### EXTRACT TO READ
----------

Derivatives! Help!

• March 17th 2008, 04:39 PM
tennisgirl
Derivatives! Help!
When air expands adiabatically (without gaining or losing heat), its pressure P and volume V are related by the equation PV^{1.4}=C where C is a constant. Suppose that at a certain instant the volume is 500 cubic centimeters and the pressure is 93 kPa and is decreasing at a rate of 15 kPa/minute. At what rate in cubic centimeters per minute is the volume increasing at this instant?

I know that dp/dt=-15
I know that dv/dt=dv/dp dp/dt
I don't know how to use the equation of C in this problem.

Any help is appreciated. Thanks.
• March 17th 2008, 06:22 PM
Aryth
Well, we have the following information:

$PV^{1.4} = C$

$\frac{dp}{dt} = -15 \frac{kPa}{min}$

$\frac{dv}{dt} = \frac{dv}{dp}\frac{dp}{dt}$

Well, looks like we need to find $\frac{dv}{dp}$

Let's take a look at it, if we implicitly differentiate the first equation, we are left with a $\frac{dv}{dp}$ are we not?

$\frac{dv}{dp}[PV^{1.4} = C] = V + 1.4V^{0.4}P\frac{dv}{dp} = 0$

$1.4V^{0.4}P\frac{dv}{dp} = -V$

$\frac{dv}{dp} = -\frac{V^{0.6}}{1.4P}$

Looks like it's something we can work with, now we plug it back in to the equation given for $\frac{dv}{dt}$

$\frac{dv}{dt} = \frac{15V^{0.6}}{1.4P}$

Now we plug in the values:

$V = 500 cm^3$

$P = 93 kPa$

$\frac{dv}{dt} = \frac{15(500)^{0.6}}{1.4(93)}$

$\frac{dv}{dt} = 4.78 \frac{cm^3}{min}$

Notice that it's positive, as the question states, it is increasing.

Just to see how the units work here's the equation without the numbers:

$\frac{dv}{dt} = \frac{dv}{dp}\frac{dp}{dt} = \frac{cm^3}{kPa}\frac{kPa}{min} = \frac{cm^3}{min}$

----------

### WHAT YOU SHOULD DO
Transcribe the part of the forum thread on adiabatic expansion starting at "Well, looks like" and ending at "are we not?".

### INFORMATION SUPPLIED
----------

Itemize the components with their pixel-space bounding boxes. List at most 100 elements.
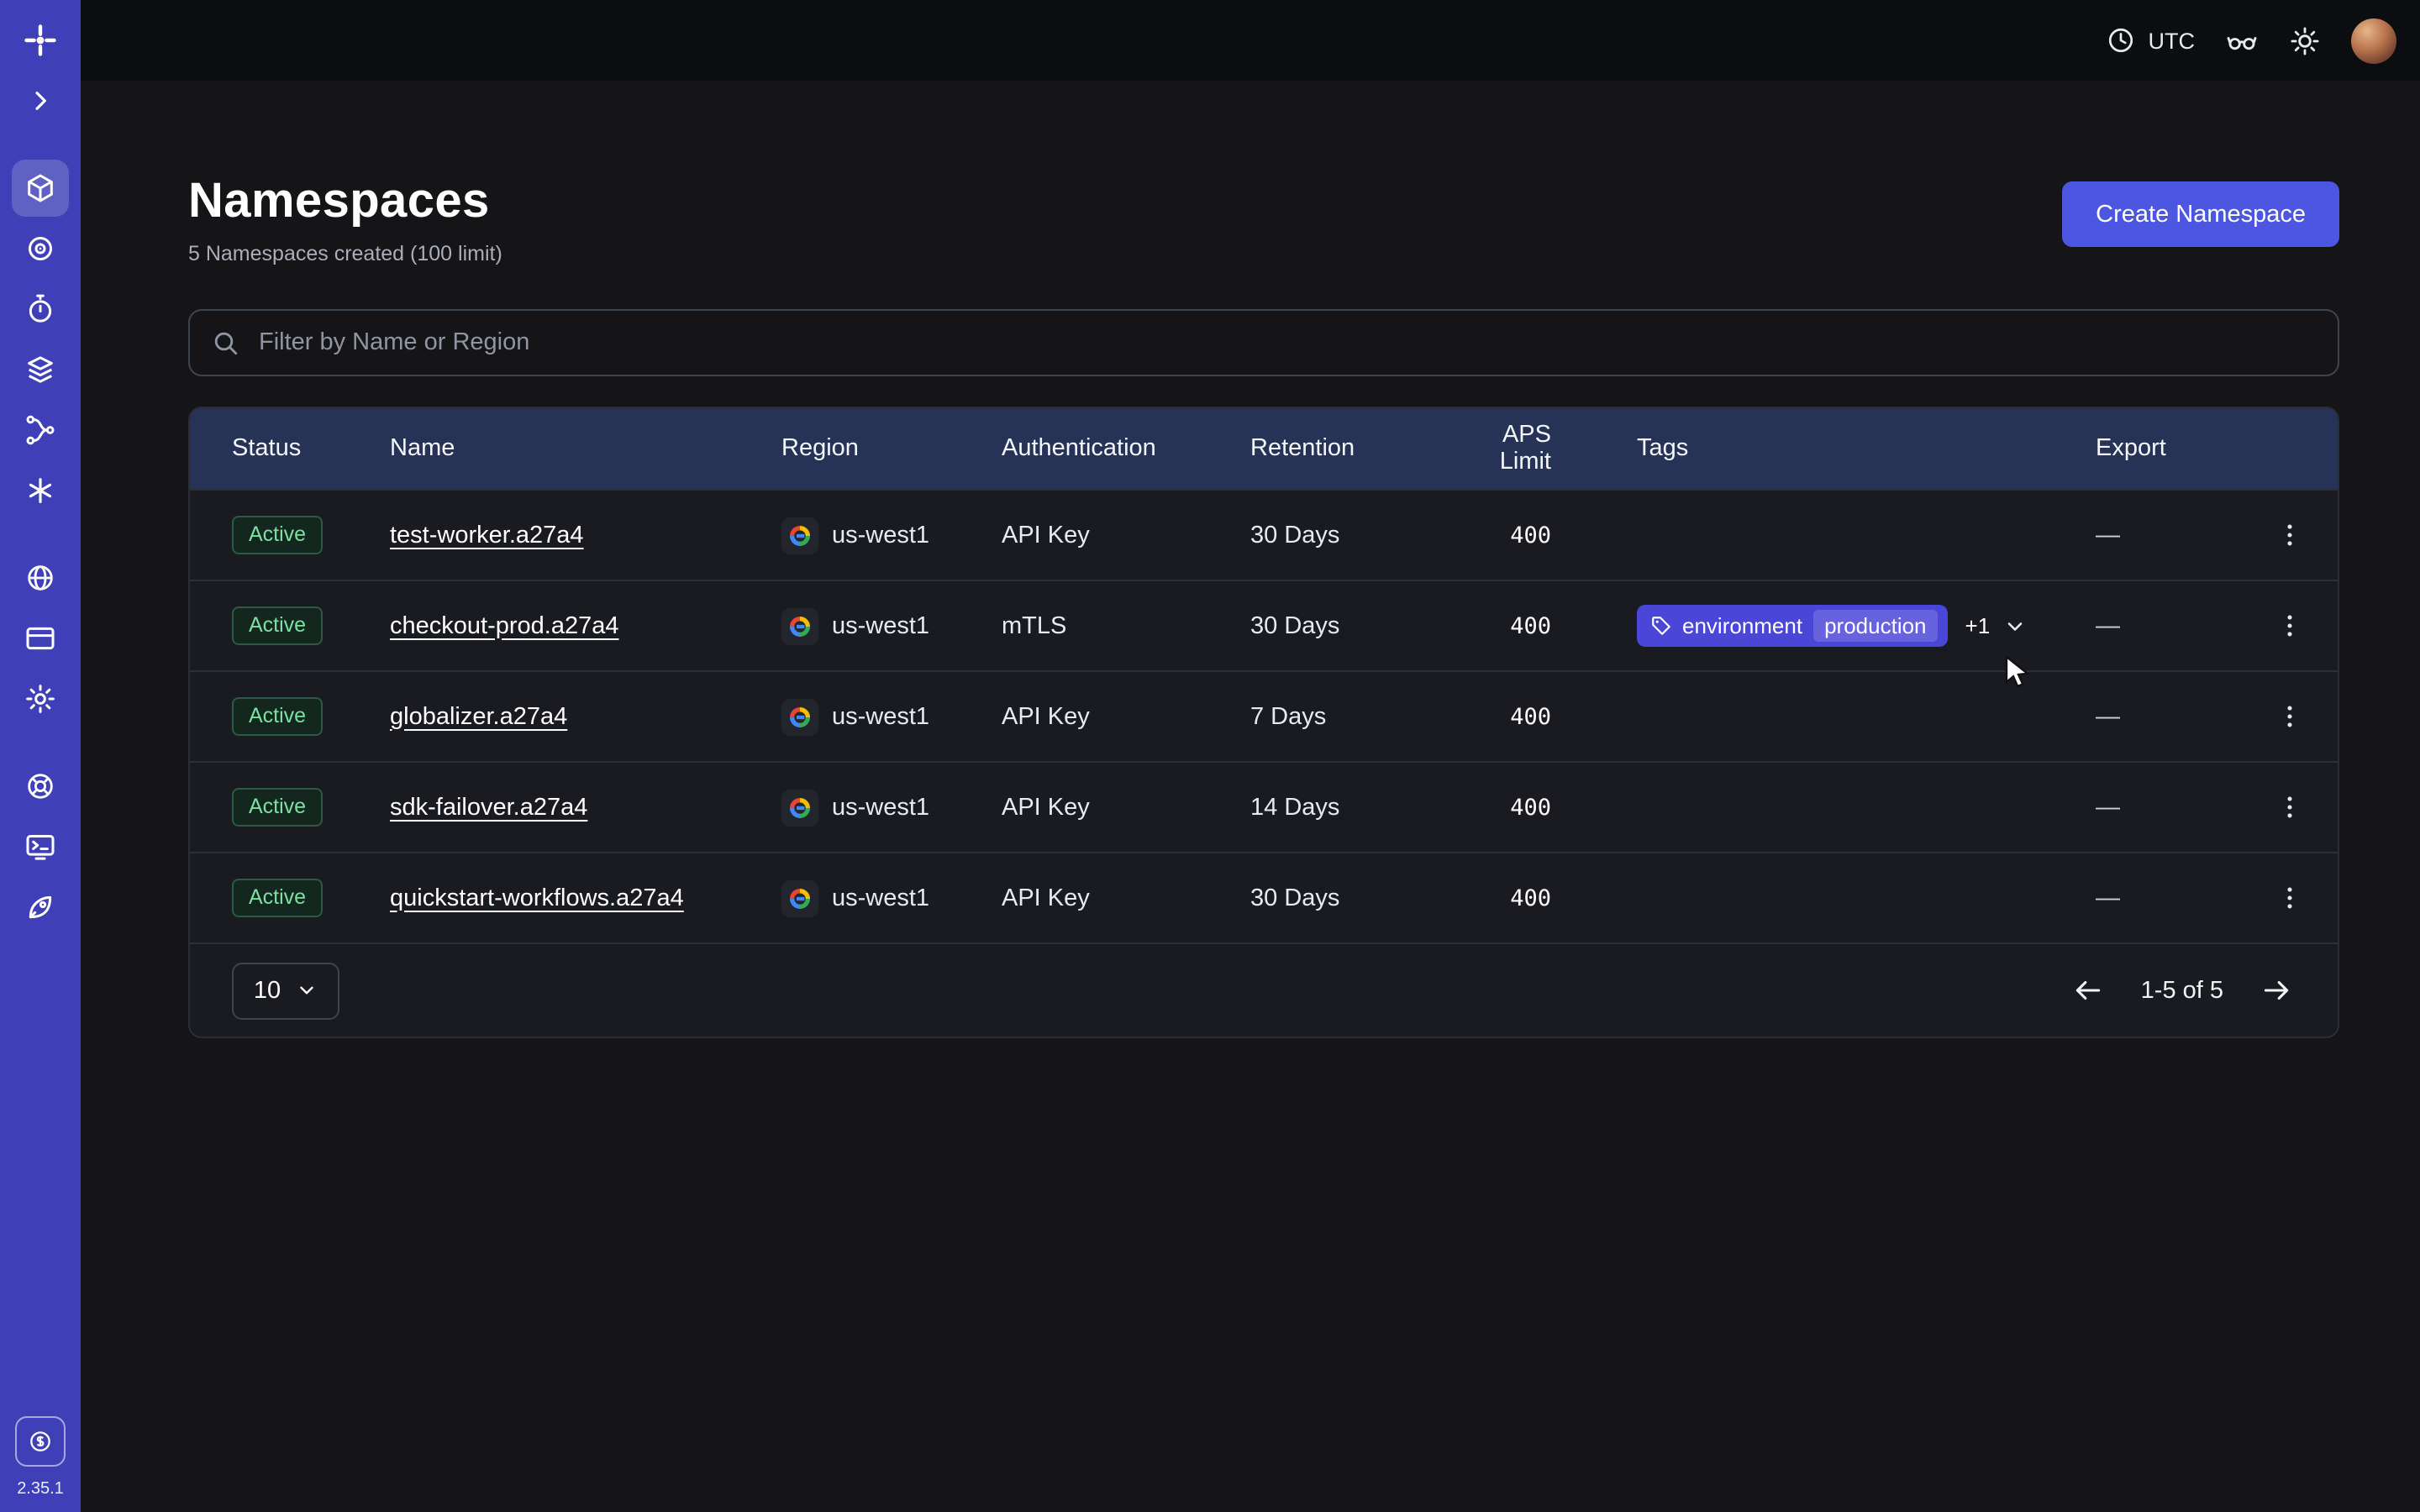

----------

### REPLY TO THE TASK
Well, looks like we need to find $\frac{dv}{dp}$

Let's take a look at it, if we implicitly differentiate the first equation, we are left with a $\frac{dv}{dp}$ are we not?